Work to complete
Give only the number of lines in the listing below where the string "только" occurs.

Dataset rows
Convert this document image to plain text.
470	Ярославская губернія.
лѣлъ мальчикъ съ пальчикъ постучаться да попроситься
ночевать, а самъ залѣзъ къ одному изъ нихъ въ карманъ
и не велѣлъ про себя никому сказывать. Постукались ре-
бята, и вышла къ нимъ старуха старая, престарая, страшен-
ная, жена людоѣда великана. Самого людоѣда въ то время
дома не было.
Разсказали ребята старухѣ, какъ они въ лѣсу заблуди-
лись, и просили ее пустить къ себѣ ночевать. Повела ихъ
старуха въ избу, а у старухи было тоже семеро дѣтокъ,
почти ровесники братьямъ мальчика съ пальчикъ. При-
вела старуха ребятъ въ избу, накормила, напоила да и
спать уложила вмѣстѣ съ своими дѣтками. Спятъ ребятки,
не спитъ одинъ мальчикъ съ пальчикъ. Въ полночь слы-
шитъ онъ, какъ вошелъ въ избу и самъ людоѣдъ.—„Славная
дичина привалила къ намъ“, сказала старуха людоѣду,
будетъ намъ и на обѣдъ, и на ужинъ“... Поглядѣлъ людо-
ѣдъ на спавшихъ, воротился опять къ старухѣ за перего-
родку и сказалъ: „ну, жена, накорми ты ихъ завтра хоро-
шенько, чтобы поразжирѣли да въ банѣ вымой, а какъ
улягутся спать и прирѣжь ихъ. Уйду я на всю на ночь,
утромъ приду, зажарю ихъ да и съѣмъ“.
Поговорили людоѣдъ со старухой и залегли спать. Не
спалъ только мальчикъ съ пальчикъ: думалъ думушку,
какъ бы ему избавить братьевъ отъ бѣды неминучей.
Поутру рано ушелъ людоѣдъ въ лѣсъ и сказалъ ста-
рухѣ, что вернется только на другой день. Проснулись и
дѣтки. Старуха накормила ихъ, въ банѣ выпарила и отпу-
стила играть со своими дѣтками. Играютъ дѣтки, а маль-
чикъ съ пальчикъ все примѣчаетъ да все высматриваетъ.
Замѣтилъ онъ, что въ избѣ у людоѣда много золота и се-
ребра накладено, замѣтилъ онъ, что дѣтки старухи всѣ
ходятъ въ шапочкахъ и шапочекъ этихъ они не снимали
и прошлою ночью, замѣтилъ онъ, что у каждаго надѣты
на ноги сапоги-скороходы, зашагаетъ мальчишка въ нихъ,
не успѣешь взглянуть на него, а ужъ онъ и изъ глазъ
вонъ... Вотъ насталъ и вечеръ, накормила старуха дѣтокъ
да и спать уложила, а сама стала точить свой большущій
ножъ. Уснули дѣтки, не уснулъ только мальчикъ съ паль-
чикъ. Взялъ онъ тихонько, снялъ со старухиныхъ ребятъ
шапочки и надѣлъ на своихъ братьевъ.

Correct result
3